* Begin Source data *
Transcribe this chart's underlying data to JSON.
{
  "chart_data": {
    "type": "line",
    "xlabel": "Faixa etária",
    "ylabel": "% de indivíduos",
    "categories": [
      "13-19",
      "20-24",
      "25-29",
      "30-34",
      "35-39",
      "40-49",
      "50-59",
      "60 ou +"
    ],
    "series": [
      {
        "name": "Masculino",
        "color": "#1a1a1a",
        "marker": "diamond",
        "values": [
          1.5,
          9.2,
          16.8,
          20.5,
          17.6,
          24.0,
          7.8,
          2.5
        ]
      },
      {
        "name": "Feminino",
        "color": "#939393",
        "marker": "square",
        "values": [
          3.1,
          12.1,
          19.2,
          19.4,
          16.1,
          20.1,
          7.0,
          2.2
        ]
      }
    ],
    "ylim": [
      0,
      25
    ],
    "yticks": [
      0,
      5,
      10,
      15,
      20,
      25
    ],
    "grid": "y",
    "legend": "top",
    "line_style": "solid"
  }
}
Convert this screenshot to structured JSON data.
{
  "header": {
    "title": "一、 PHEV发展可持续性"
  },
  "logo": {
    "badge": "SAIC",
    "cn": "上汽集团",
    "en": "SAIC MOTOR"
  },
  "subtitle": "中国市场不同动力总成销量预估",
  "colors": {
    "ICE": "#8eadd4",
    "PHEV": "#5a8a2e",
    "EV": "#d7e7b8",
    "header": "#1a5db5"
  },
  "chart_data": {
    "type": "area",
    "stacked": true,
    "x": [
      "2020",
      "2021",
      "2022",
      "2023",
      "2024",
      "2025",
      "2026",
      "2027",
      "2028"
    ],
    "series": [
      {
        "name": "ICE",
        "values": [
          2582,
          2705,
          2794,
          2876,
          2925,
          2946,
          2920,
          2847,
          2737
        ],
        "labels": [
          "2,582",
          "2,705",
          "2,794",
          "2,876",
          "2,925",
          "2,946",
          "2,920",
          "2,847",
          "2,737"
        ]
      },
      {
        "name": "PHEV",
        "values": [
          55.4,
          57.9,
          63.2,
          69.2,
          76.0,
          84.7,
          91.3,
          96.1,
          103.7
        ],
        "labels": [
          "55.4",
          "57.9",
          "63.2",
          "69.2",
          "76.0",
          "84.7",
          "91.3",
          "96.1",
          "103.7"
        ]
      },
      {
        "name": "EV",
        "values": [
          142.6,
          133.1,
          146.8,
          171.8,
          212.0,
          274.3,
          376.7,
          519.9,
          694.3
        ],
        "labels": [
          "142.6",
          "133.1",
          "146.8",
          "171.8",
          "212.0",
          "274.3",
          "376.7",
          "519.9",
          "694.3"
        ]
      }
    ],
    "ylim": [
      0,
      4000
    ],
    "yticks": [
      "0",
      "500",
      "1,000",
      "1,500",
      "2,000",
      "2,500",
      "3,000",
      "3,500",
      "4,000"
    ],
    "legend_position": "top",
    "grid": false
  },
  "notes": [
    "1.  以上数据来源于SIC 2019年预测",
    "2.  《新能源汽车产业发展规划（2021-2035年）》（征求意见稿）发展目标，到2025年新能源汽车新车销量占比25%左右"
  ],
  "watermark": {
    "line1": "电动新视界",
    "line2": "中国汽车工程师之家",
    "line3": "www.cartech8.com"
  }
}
* End Source data *
Aim of the exercise: Which lines hold the word "JSON"? Show each one.

Result:
Transcribe this chart's underlying data to JSON.
Convert this screenshot to structured JSON data.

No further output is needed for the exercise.